(Data records)
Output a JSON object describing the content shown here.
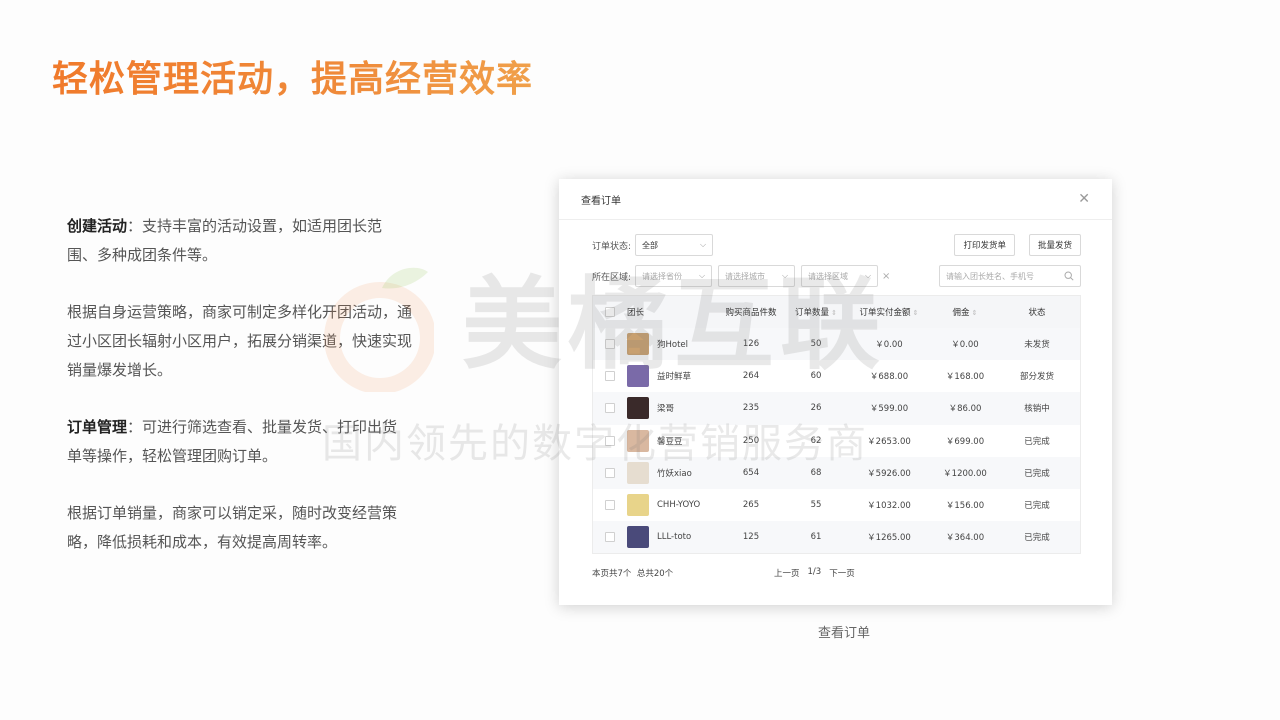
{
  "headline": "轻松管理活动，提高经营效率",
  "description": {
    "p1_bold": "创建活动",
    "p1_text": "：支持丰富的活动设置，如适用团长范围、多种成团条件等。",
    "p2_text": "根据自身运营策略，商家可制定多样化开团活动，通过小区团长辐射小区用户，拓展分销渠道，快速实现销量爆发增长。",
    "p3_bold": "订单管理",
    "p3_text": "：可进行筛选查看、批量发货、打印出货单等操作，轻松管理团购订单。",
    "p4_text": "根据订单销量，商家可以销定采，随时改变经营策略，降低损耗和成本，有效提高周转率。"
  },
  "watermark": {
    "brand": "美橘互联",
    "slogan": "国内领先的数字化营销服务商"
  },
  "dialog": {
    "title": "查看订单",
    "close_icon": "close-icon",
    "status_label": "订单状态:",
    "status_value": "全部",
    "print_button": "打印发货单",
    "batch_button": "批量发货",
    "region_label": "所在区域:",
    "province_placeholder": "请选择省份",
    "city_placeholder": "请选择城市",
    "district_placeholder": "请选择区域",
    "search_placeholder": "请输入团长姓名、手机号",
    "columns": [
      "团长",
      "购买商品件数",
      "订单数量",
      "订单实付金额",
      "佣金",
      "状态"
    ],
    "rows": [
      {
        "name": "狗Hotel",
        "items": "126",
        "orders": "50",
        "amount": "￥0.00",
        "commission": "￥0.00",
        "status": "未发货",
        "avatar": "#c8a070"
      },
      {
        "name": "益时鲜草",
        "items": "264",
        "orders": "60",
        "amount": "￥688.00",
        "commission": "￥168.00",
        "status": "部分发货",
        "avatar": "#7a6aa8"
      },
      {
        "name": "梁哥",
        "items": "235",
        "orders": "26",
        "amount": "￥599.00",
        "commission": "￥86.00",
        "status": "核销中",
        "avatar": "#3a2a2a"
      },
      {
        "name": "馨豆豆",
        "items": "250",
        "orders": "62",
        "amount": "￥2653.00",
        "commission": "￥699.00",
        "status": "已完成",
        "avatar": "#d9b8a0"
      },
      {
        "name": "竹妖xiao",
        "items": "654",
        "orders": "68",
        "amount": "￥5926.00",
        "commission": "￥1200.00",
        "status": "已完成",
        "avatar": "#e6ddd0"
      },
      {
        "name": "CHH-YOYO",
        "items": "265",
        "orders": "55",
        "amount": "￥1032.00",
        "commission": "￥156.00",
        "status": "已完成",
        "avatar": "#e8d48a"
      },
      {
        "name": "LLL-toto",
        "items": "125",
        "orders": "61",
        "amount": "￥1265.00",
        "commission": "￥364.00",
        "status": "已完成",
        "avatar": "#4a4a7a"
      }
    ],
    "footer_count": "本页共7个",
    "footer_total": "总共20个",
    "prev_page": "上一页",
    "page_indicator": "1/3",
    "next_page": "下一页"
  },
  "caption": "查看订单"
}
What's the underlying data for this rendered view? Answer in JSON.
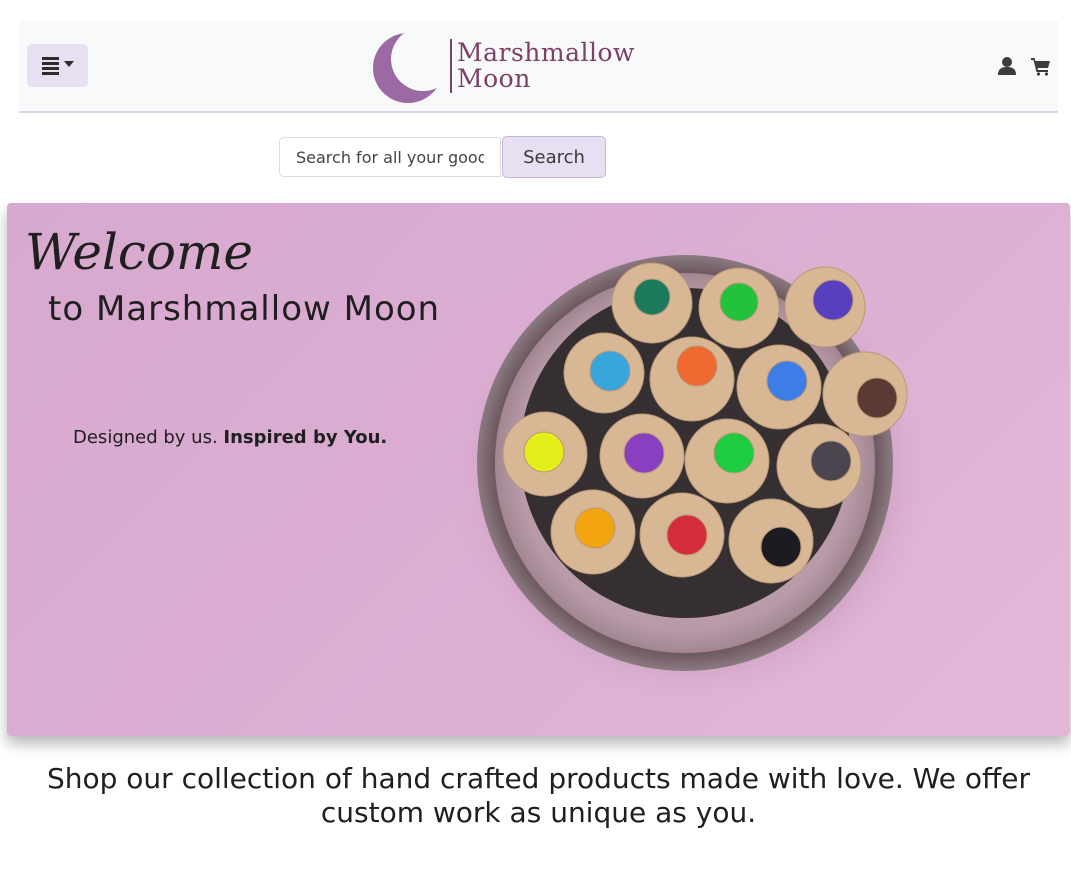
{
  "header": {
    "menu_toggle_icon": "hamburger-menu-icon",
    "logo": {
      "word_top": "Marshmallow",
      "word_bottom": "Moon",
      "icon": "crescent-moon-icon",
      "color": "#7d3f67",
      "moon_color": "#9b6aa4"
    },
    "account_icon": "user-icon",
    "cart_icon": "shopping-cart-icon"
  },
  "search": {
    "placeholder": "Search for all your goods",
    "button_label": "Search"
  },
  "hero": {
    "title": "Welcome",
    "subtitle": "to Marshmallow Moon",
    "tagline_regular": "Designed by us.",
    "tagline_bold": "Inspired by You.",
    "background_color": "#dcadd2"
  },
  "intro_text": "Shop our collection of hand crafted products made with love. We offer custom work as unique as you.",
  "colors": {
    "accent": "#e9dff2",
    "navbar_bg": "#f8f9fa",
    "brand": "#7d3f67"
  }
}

==

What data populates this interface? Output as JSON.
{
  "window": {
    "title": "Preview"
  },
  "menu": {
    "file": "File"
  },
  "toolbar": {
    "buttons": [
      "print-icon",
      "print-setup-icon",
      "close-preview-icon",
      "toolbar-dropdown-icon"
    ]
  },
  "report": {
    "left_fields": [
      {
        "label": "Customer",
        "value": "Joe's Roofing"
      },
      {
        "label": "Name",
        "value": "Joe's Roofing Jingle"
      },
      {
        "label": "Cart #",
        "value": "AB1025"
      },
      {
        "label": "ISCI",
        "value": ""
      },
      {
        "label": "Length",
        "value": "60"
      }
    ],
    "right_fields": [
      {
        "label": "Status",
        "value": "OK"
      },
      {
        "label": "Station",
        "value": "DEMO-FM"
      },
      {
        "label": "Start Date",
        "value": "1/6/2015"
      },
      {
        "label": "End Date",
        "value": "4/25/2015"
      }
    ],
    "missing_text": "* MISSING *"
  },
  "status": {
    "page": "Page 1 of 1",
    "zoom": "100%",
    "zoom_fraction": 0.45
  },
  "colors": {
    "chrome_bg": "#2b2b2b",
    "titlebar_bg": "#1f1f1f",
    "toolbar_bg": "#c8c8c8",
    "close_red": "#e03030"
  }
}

...

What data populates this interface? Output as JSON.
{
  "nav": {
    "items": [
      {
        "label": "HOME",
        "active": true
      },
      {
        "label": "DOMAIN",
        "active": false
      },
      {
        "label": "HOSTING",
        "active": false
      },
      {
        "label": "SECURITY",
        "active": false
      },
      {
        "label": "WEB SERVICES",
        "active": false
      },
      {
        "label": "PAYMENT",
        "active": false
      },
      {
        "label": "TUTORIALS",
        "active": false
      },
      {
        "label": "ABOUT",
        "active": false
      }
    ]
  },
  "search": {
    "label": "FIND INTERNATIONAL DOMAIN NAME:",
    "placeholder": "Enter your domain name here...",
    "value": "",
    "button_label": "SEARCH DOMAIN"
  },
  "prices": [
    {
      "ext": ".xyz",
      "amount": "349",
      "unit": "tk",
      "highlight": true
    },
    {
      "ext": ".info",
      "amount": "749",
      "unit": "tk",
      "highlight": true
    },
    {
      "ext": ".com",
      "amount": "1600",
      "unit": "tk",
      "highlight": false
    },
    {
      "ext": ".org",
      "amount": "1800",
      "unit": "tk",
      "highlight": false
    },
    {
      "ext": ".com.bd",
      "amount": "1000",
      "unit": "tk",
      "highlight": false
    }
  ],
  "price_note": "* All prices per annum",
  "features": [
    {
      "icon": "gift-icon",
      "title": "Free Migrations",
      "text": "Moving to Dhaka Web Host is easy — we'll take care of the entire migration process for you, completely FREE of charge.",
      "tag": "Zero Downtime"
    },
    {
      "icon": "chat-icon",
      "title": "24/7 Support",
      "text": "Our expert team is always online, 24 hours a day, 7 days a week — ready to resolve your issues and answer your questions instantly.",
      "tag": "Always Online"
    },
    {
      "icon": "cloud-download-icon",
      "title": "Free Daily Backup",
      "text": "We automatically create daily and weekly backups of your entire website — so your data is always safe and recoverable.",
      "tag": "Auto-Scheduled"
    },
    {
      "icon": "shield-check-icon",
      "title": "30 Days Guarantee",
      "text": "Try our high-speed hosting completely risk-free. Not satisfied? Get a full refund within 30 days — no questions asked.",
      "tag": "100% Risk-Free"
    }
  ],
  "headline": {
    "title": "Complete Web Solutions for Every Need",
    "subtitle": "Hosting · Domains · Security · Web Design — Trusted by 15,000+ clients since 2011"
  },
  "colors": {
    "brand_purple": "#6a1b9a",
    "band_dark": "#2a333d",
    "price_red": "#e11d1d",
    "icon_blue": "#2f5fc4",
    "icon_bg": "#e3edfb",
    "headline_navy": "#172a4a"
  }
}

> **DIRECTION**:
Count the lines of the data that include the string "prices", and give only that number.

> **EXERCISE OUTPUT**:
2